**What to work on:**
Copy out each line of the data that holds the word "invariato".

**Source records:**
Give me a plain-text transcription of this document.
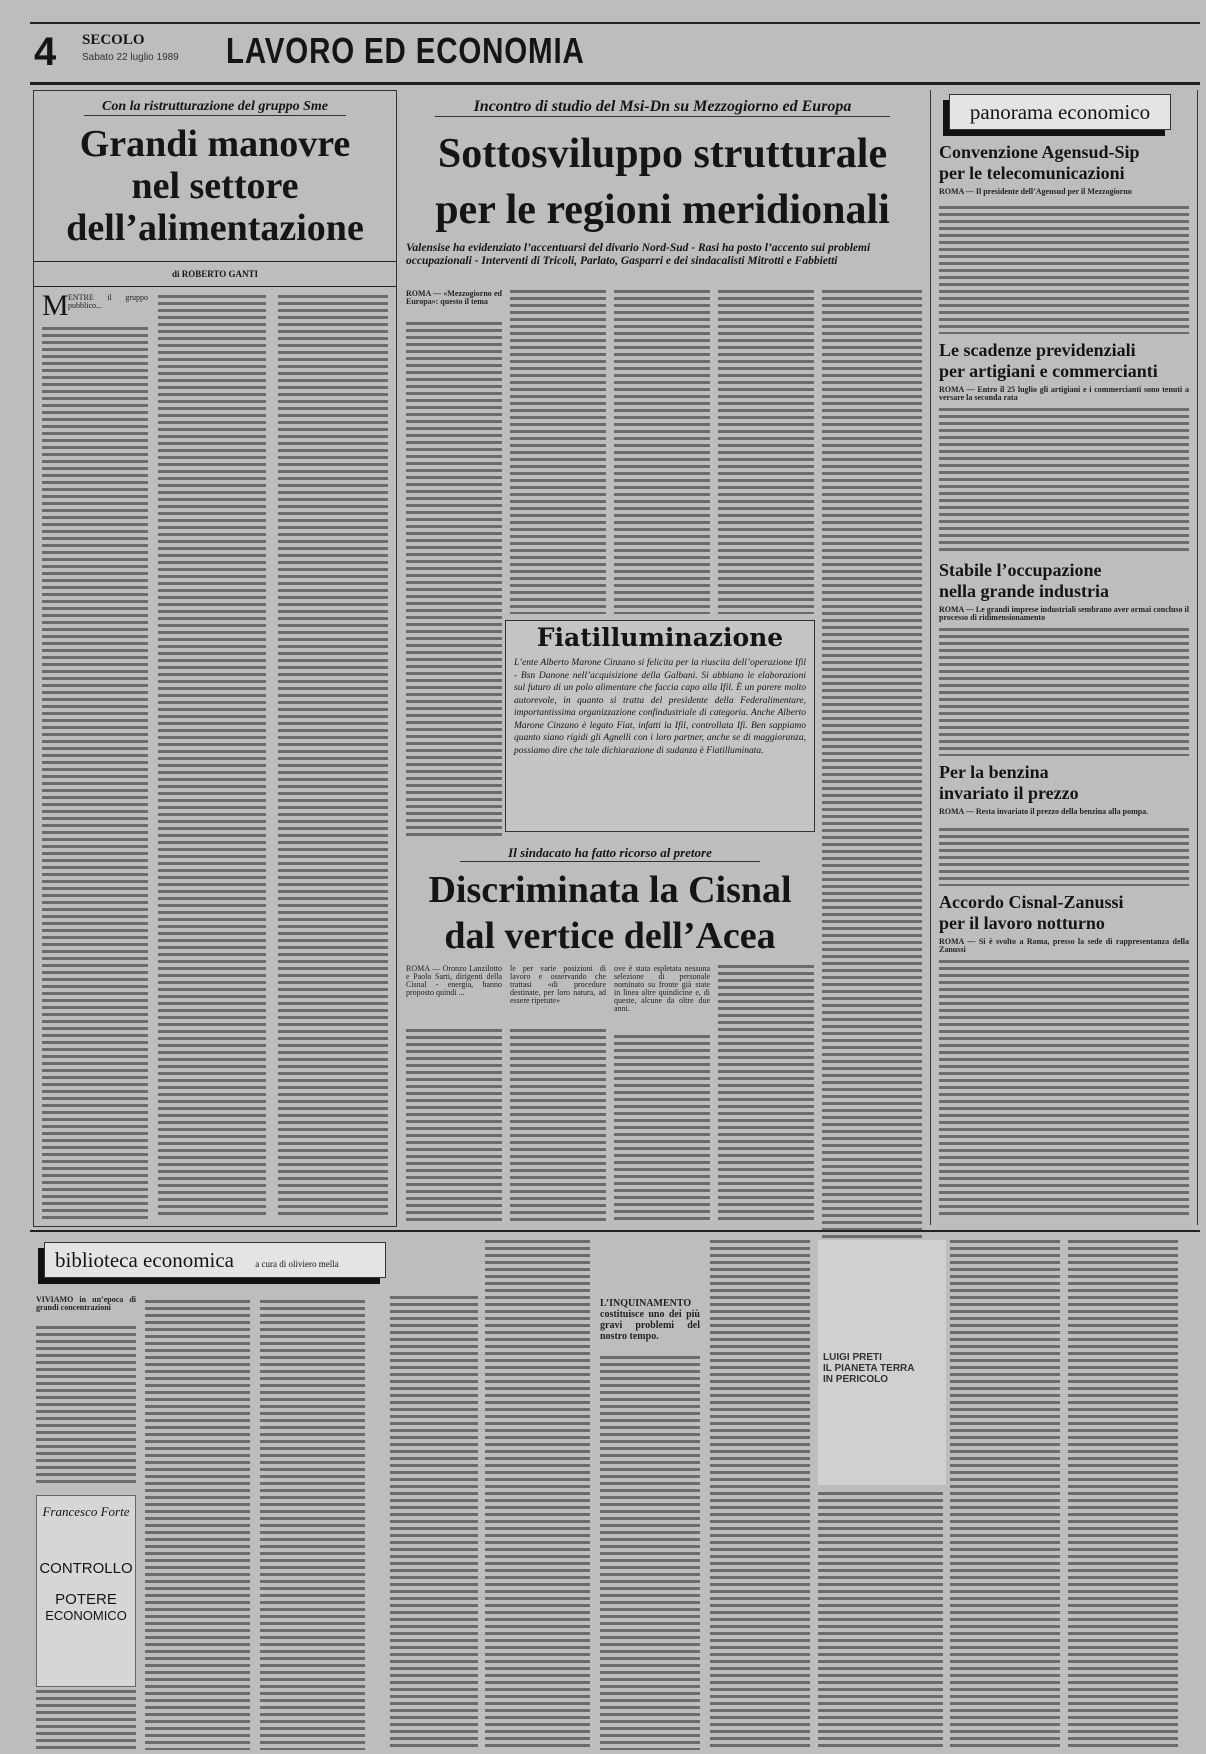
4 SECOLO
Sabato 22 luglio 1989 LAVORO ED ECONOMIA
Con la ristrutturazione del gruppo Sme

Grandi manovre

nel settore

dell’alimentazione

di ROBERTO GANTI
M ENTRE il gruppo pubblico...
Incontro di studio del Msi-Dn su Mezzogiorno ed Europa

Sottosviluppo strutturale

per le regioni meridionali

Valensise ha evidenziato l’accentuarsi del divario Nord-Sud - Rasi ha posto l’accento sui problemi occupazionali - Interventi di Tricoli, Parlato, Gasparri e dei sindacalisti Mitrotti e Fabbietti
ROMA — «Mezzogiorno ed Europa»: questo il tema
Fiatilluminazione
L’ente Alberto Marone Cinzano si felicita per la riuscita dell’operazione Ifil - Bsn Danone nell’acquisizione della Galbani. Si abbiano le elaborazioni sul futuro di un polo alimentare che faccia capo alla Ifil. È un parere molto autorevole, in quanto si tratta del presidente della Federalimentare, importantissima organizzazione confindustriale di categoria. Anche Alberto Marone Cinzano è legato Fiat, infatti la Ifil, controllata Ifi. Ben sappiamo quanto siano rigidi gli Agnelli con i loro partner, anche se di maggioranza, possiamo dire che tale dichiarazione di sudanza è Fiatilluminata.
Il sindacato ha fatto ricorso al pretore

Discriminata la Cisnal

dal vertice dell’Acea

ROMA — Oronzo Lanzilotto e Paolo Sarti, dirigenti della Cisnal - energia, hanno proposto quindi ...
le per varie posizioni di lavoro e osservando che trattasi «di procedure destinate, per loro natura, ad essere ripetute»
ove è stata espletata nessuna selezione di personale nominato su fronte già state in linea altre quindicine e, di queste, alcune da oltre due anni.
panorama economico
Convenzione Agensud-Sip
per le telecomunicazioni
ROMA — Il presidente dell’Agensud per il Mezzogiorno
Le scadenze previdenziali
per artigiani e commercianti
ROMA — Entro il 25 luglio gli artigiani e i commercianti sono tenuti a versare la seconda rata
Stabile l’occupazione
nella grande industria
ROMA — Le grandi imprese industriali sembrano aver ormai concluso il processo di ridimensionamento
Per la benzina
invariato il prezzo
ROMA — Resta invariato il prezzo della benzina alla pompa.
Accordo Cisnal-Zanussi
per il lavoro notturno
ROMA — Si è svolto a Roma, presso la sede di rappresentanza della Zanussi
biblioteca economica a cura di oliviero mella
VIVIAMO in un’epoca di grandi concentrazioni
Francesco Forte
CONTROLLO
POTERE
ECONOMICO
L’INQUINAMENTO costituisce uno dei più gravi problemi del nostro tempo.
LUIGI PRETI
IL PIANETA TERRA
IN PERICOLO
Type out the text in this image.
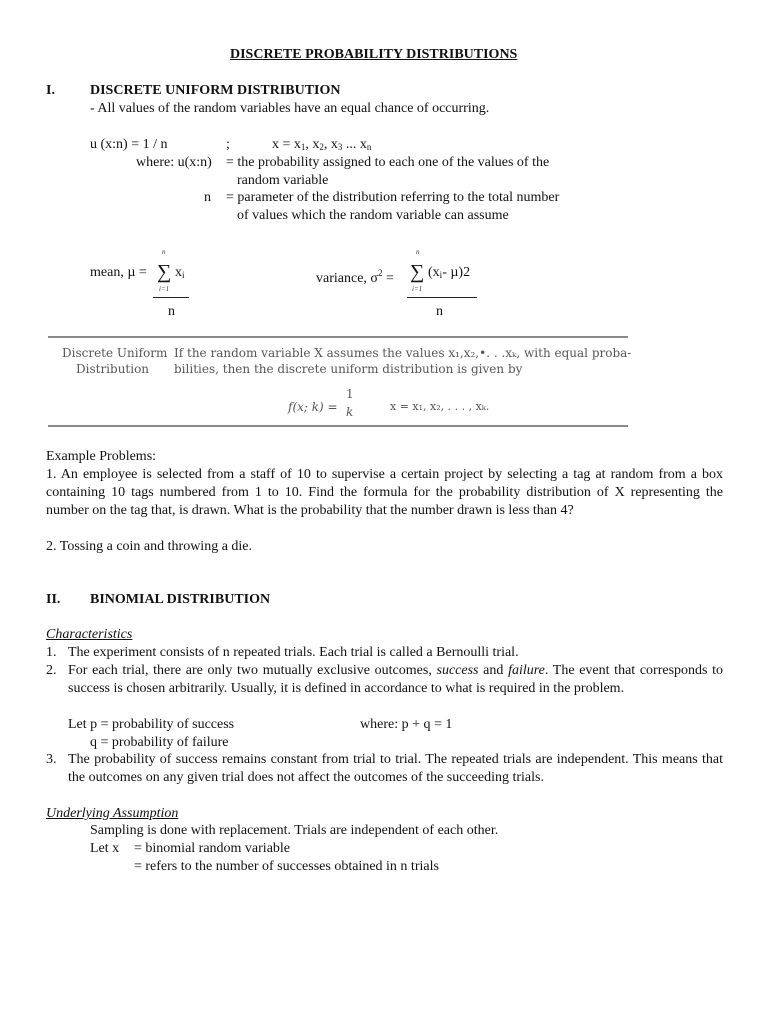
DISCRETE PROBABILITY DISTRIBUTIONS
I.	DISCRETE UNIFORM DISTRIBUTION
- All values of the random variables have an equal chance of occurring.
u (x:n) = 1 / n	;	$x = x_1$, $x_2$, $x_3$ ... $x_n$
where: u(x:n) = the probability assigned to each one of the values of the
random variable
n = parameter of the distribution referring to the total number
of values which the random variable can assume
mean, µ =
n
∑
i=1
$x_i$
n
variance, $\sigma^2$ =
n
∑
i=1
($x_i-$ µ)2
n
Discrete Uniform
Distribution
If the random variable X assumes the values x₁,x₂,•. . .xₖ, with equal proba-
bilities, then the discrete uniform distribution is given by
f(x; k) =
1
k	x = x₁, x₂, . . . , xₖ.
Example Problems:
1. An employee is selected from a staff of 10 to supervise a certain project by selecting a tag at random from a box containing 10 tags numbered from 1 to 10. Find the formula for the probability distribution of X representing the number on the tag that, is drawn. What is the probability that the number drawn is less than 4?
2. Tossing a coin and throwing a die.
II. BINOMIAL DISTRIBUTION
Characteristics
1. The experiment consists of n repeated trials. Each trial is called a Bernoulli trial.
2. For each trial, there are only two mutually exclusive outcomes, success and failure. The event that corresponds to success is chosen arbitrarily. Usually, it is defined in accordance to what is required in the problem.
Let p = probability of success	where: p + q = 1
q = probability of failure
3. The probability of success remains constant from trial to trial. The repeated trials are independent. This means that the outcomes on any given trial does not affect the outcomes of the succeeding trials.
Underlying Assumption
Sampling is done with replacement. Trials are independent of each other.
Let x = binomial random variable
= refers to the number of successes obtained in n trials
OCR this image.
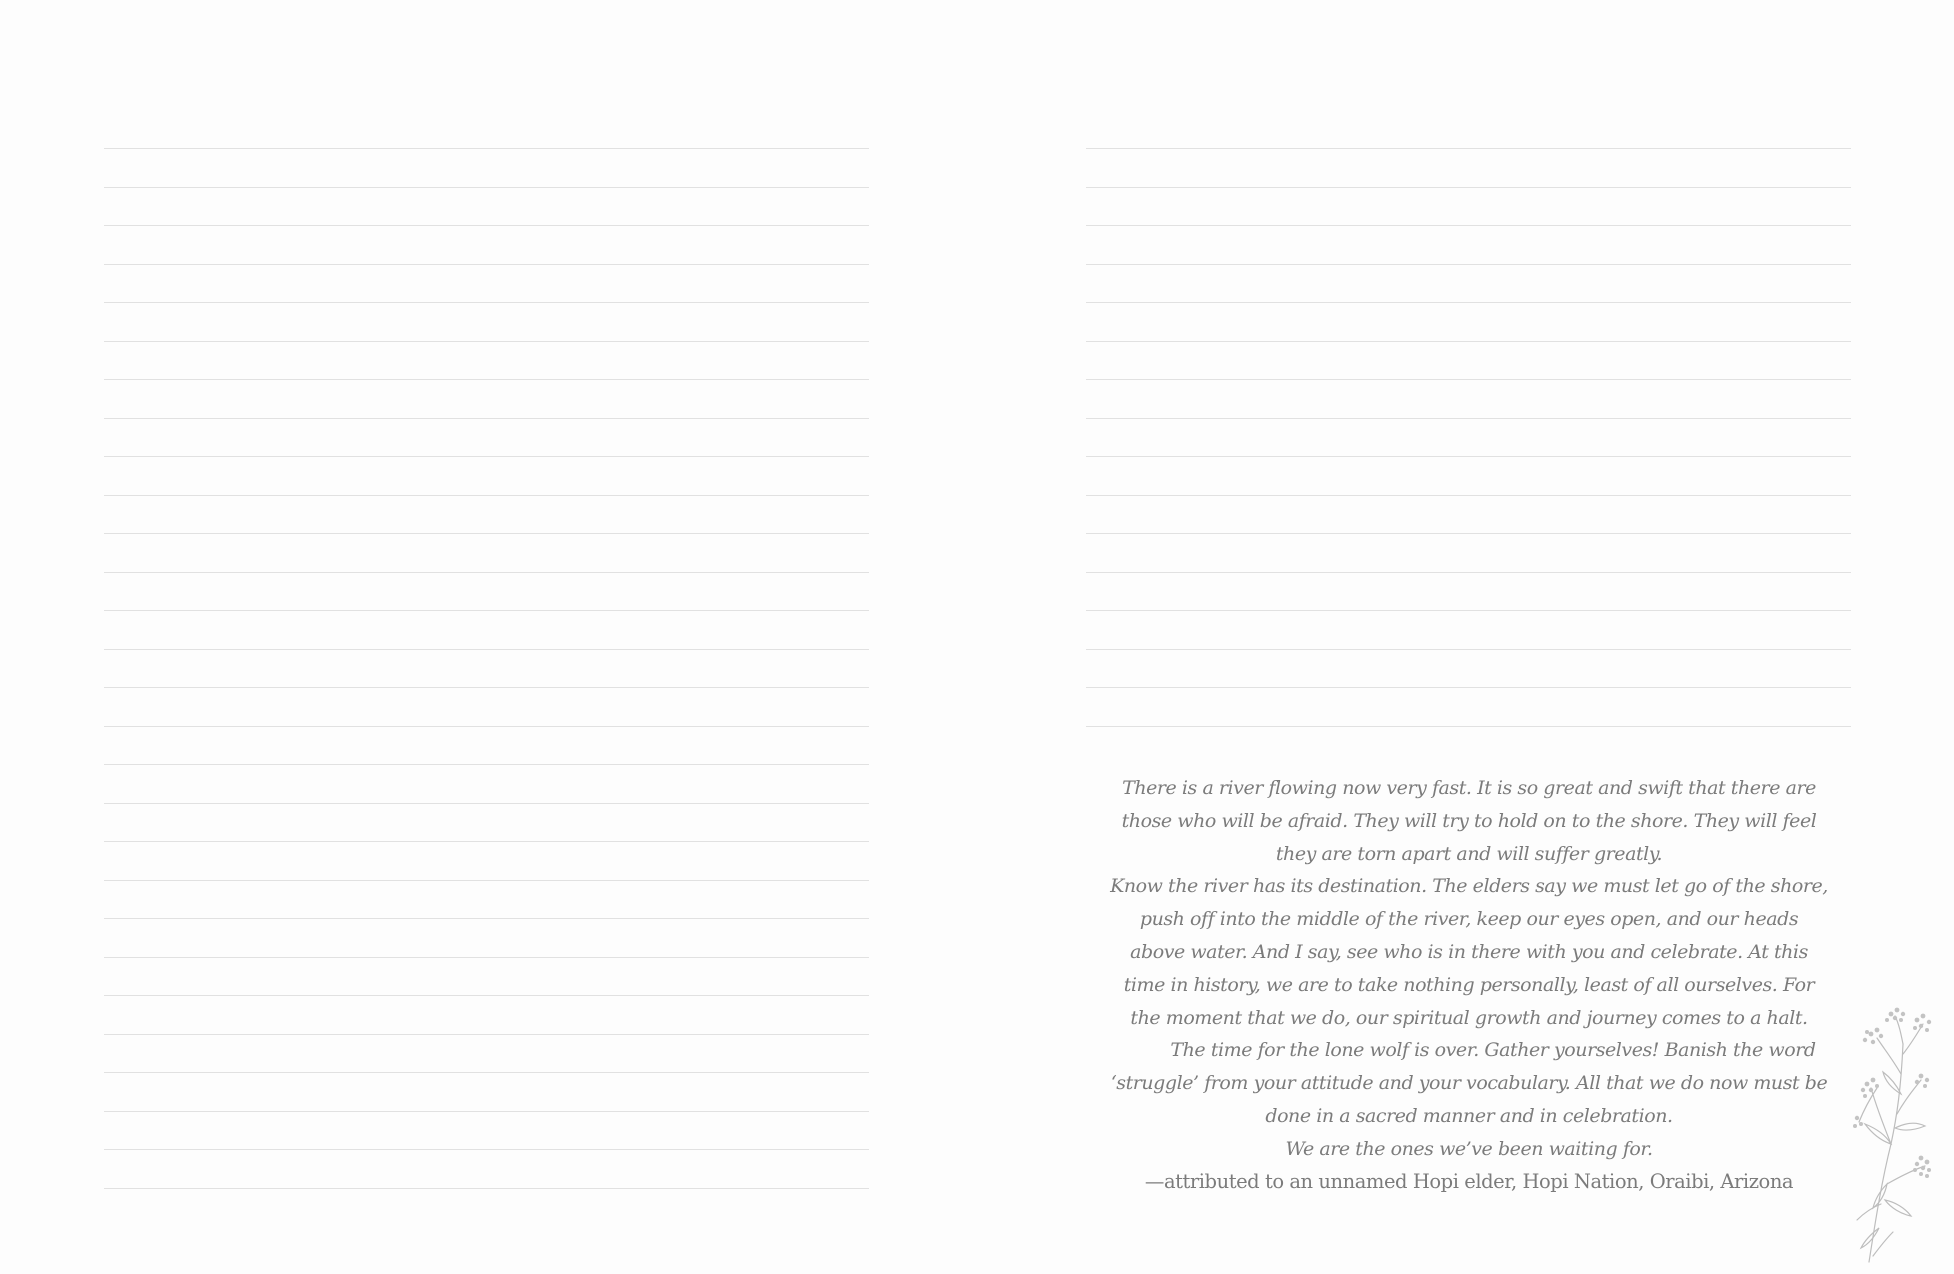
There is a river flowing now very fast. It is so great and swift that there are those who will be afraid. They will try to hold on to the shore. They will feel they are torn apart and will suffer greatly.

Know the river has its destination. The elders say we must let go of the shore, push off into the middle of the river, keep our eyes open, and our heads above water. And I say, see who is in there with you and celebrate. At this time in history, we are to take nothing personally, least of all ourselves. For the moment that we do, our spiritual growth and journey comes to a halt.

The time for the lone wolf is over. Gather yourselves! Banish the word ‘struggle’ from your attitude and your vocabulary. All that we do now must be done in a sacred manner and in celebration.

We are the ones we’ve been waiting for.

—attributed to an unnamed Hopi elder, Hopi Nation, Oraibi, Arizona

**Answer to this problem:**
invariato il prezzo
ROMA — Resta invariato il prezzo della benzina alla pompa.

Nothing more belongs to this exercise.